Written request:
Repeat the rows below, swapping "blood" for "lymph" everywhere it occurs and changing nothing else. Leave the pictures out.

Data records
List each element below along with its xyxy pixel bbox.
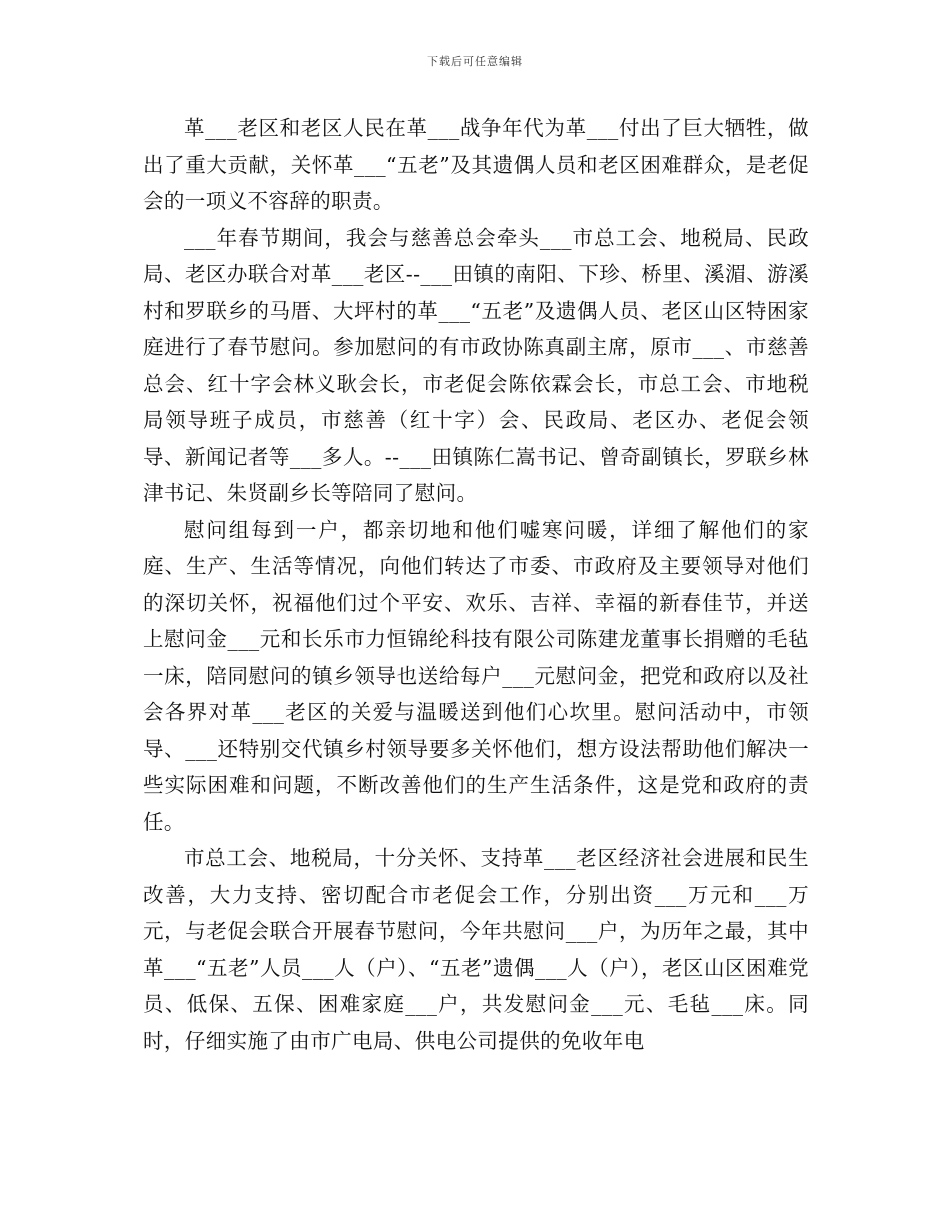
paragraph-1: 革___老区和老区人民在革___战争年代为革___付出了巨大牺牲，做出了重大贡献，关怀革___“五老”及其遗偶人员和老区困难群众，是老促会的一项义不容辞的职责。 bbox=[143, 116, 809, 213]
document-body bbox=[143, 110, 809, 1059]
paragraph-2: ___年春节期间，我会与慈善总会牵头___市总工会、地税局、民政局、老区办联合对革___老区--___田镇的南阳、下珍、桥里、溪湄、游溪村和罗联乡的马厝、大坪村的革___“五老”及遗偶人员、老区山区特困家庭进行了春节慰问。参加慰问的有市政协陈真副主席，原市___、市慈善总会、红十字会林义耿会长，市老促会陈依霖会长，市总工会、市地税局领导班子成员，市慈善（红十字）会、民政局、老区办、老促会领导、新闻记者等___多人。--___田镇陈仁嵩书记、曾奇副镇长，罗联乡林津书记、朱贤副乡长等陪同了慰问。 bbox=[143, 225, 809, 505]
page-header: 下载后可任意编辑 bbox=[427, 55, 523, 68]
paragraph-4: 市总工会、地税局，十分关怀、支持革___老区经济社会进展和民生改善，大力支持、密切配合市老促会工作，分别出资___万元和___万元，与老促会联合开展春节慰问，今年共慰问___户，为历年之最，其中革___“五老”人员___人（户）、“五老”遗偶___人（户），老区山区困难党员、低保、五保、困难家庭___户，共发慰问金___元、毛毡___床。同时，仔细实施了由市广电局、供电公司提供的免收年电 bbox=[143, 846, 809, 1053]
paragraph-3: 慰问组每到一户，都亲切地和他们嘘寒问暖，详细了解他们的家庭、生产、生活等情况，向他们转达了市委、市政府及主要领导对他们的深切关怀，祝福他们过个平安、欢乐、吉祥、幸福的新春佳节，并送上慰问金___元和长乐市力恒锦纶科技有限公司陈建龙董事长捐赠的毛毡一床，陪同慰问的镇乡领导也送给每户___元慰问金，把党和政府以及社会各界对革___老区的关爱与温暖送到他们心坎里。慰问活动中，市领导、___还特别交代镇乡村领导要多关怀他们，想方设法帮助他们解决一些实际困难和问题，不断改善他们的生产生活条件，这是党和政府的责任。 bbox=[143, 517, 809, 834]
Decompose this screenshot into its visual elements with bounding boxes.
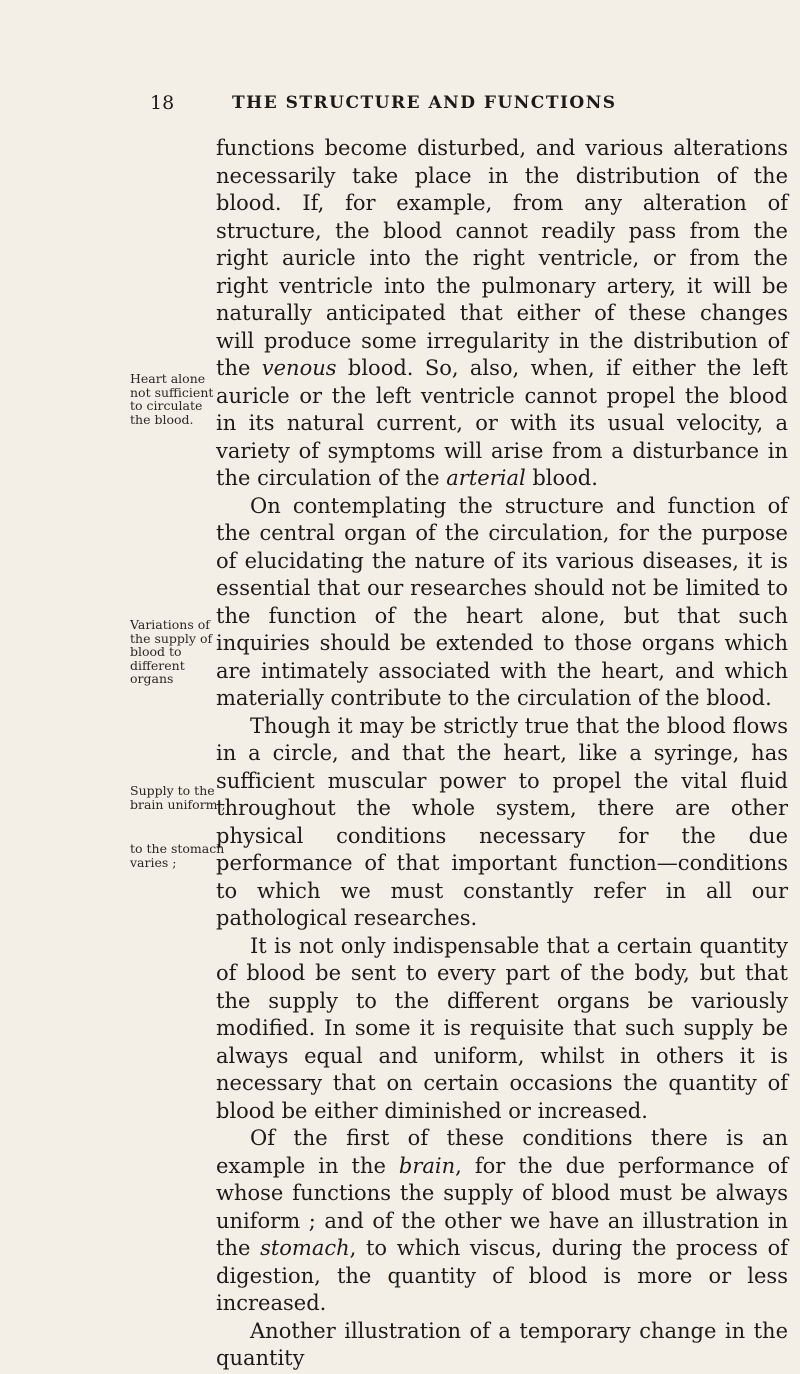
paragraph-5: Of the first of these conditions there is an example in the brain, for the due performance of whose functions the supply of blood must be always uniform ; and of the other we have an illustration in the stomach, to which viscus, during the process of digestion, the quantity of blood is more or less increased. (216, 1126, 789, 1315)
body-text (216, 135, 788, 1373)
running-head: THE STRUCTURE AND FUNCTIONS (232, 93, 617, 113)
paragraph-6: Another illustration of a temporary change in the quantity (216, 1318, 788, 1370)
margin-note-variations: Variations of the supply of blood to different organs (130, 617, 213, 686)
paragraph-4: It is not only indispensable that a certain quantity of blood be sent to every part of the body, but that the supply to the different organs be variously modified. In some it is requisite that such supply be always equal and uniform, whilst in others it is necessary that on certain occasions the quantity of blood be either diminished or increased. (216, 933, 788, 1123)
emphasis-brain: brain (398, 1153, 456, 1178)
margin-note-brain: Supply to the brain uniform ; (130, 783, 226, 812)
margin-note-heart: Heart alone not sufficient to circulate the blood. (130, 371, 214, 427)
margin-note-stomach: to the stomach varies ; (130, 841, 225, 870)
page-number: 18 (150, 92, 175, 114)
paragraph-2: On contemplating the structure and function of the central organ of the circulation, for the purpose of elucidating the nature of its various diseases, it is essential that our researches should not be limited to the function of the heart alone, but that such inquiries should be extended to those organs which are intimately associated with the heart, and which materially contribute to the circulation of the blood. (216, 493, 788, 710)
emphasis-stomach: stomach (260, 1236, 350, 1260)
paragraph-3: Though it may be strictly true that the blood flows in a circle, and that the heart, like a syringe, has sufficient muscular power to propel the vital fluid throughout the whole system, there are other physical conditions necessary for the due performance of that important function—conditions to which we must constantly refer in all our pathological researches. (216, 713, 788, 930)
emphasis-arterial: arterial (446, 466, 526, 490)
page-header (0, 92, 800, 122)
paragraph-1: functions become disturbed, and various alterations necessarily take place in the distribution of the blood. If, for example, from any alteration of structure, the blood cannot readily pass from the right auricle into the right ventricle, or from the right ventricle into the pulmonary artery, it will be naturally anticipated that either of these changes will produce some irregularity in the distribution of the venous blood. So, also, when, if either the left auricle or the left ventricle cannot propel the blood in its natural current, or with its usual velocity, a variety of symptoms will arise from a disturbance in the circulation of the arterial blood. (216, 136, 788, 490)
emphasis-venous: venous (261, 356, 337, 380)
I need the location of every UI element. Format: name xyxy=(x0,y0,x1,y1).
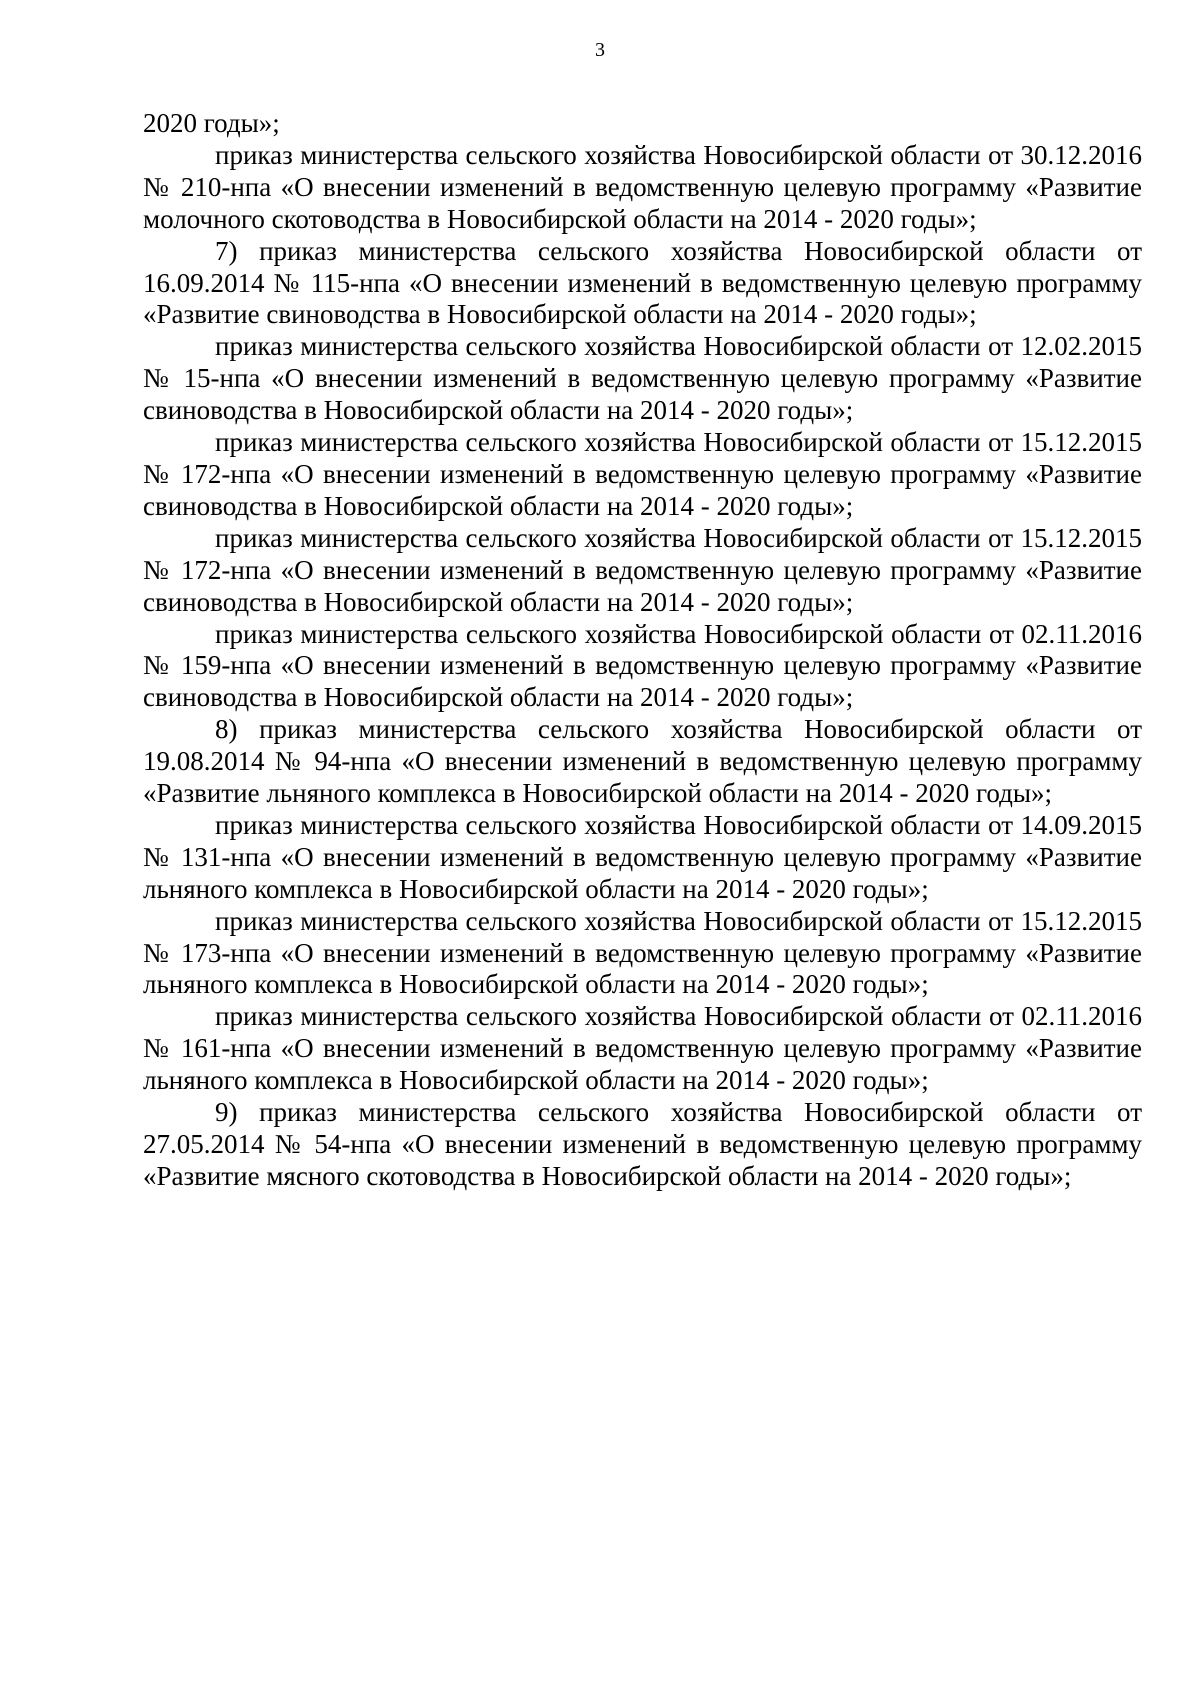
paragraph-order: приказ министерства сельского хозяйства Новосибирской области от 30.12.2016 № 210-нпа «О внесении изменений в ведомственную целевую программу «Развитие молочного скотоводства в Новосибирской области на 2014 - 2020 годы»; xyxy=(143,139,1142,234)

Complete answer:
List each element below along with its xyxy pixel bbox.
paragraph-1: 革___老区和老区人民在革___战争年代为革___付出了巨大牺牲，做出了重大贡献，关怀革___“五老”及其遗偶人员和老区困难群众，是老促会的一项义不容辞的职责。 bbox=[143, 116, 809, 213]
document-body bbox=[143, 110, 809, 1059]
paragraph-2: ___年春节期间，我会与慈善总会牵头___市总工会、地税局、民政局、老区办联合对革___老区--___田镇的南阳、下珍、桥里、溪湄、游溪村和罗联乡的马厝、大坪村的革___“五老”及遗偶人员、老区山区特困家庭进行了春节慰问。参加慰问的有市政协陈真副主席，原市___、市慈善总会、红十字会林义耿会长，市老促会陈依霖会长，市总工会、市地税局领导班子成员，市慈善（红十字）会、民政局、老区办、老促会领导、新闻记者等___多人。--___田镇陈仁嵩书记、曾奇副镇长，罗联乡林津书记、朱贤副乡长等陪同了慰问。 bbox=[143, 225, 809, 505]
page-header: 下载后可任意编辑 bbox=[427, 55, 523, 68]
paragraph-4: 市总工会、地税局，十分关怀、支持革___老区经济社会进展和民生改善，大力支持、密切配合市老促会工作，分别出资___万元和___万元，与老促会联合开展春节慰问，今年共慰问___户，为历年之最，其中革___“五老”人员___人（户）、“五老”遗偶___人（户），老区山区困难党员、低保、五保、困难家庭___户，共发慰问金___元、毛毡___床。同时，仔细实施了由市广电局、供电公司提供的免收年电 bbox=[143, 846, 809, 1053]
paragraph-3: 慰问组每到一户，都亲切地和他们嘘寒问暖，详细了解他们的家庭、生产、生活等情况，向他们转达了市委、市政府及主要领导对他们的深切关怀，祝福他们过个平安、欢乐、吉祥、幸福的新春佳节，并送上慰问金___元和长乐市力恒锦纶科技有限公司陈建龙董事长捐赠的毛毡一床，陪同慰问的镇乡领导也送给每户___元慰问金，把党和政府以及社会各界对革___老区的关爱与温暖送到他们心坎里。慰问活动中，市领导、___还特别交代镇乡村领导要多关怀他们，想方设法帮助他们解决一些实际困难和问题，不断改善他们的生产生活条件，这是党和政府的责任。 bbox=[143, 517, 809, 834]
Decompose this screenshot into its visual elements with bounding boxes.
paragraph-5: Of the first of these conditions there is an example in the brain, for the due performance of whose functions the supply of lymph must be always uniform ; and of the other we have an illustration in the stomach, to which viscus, during the process of digestion, the quantity of lymph is more or less increased. (216, 1126, 789, 1315)
body-text (216, 135, 788, 1373)
running-head: THE STRUCTURE AND FUNCTIONS (232, 93, 617, 113)
paragraph-6: Another illustration of a temporary change in the quantity (216, 1318, 788, 1370)
margin-note-variations: Variations of the supply of lymph to different organs (130, 617, 213, 686)
paragraph-4: It is not only indispensable that a certain quantity of lymph be sent to every part of the body, but that the supply to the different organs be variously modified. In some it is requisite that such supply be always equal and uniform, whilst in others it is necessary that on certain occasions the quantity of lymph be either diminished or increased. (216, 933, 788, 1123)
emphasis-brain: brain (398, 1153, 456, 1178)
margin-note-brain: Supply to the brain uniform ; (130, 783, 226, 812)
margin-note-heart: Heart alone not sufficient to circulate the lymph. (130, 371, 214, 427)
margin-note-stomach: to the stomach varies ; (130, 841, 225, 870)
page-number: 18 (150, 92, 175, 114)
paragraph-2: On contemplating the structure and function of the central organ of the circulation, for the purpose of elucidating the nature of its various diseases, it is essential that our researches should not be limited to the function of the heart alone, but that such inquiries should be extended to those organs which are intimately associated with the heart, and which materially contribute to the circulation of the lymph. (216, 493, 788, 710)
emphasis-stomach: stomach (260, 1236, 350, 1260)
paragraph-3: Though it may be strictly true that the lymph flows in a circle, and that the heart, like a syringe, has sufficient muscular power to propel the vital fluid throughout the whole system, there are other physical conditions necessary for the due performance of that important function—conditions to which we must constantly refer in all our pathological researches. (216, 713, 788, 930)
emphasis-arterial: arterial (446, 466, 526, 490)
page-header (0, 92, 800, 122)
paragraph-1: functions become disturbed, and various alterations necessarily take place in the distribution of the lymph. If, for example, from any alteration of structure, the lymph cannot readily pass from the right auricle into the right ventricle, or from the right ventricle into the pulmonary artery, it will be naturally anticipated that either of these changes will produce some irregularity in the distribution of the venous lymph. So, also, when, if either the left auricle or the left ventricle cannot propel the lymph in its natural current, or with its usual velocity, a variety of symptoms will arise from a disturbance in the circulation of the arterial lymph. (216, 136, 788, 490)
emphasis-venous: venous (261, 356, 337, 380)
I need the location of every UI element. Format: name xyxy=(x0,y0,x1,y1).
paragraph-order: приказ министерства сельского хозяйства Новосибирской области от 30.12.2016 № 210-нпа «О внесении изменений в ведомственную целевую программу «Развитие молочного скотоводства в Новосибирской области на 2014 - 2020 годы»; xyxy=(143,139,1142,234)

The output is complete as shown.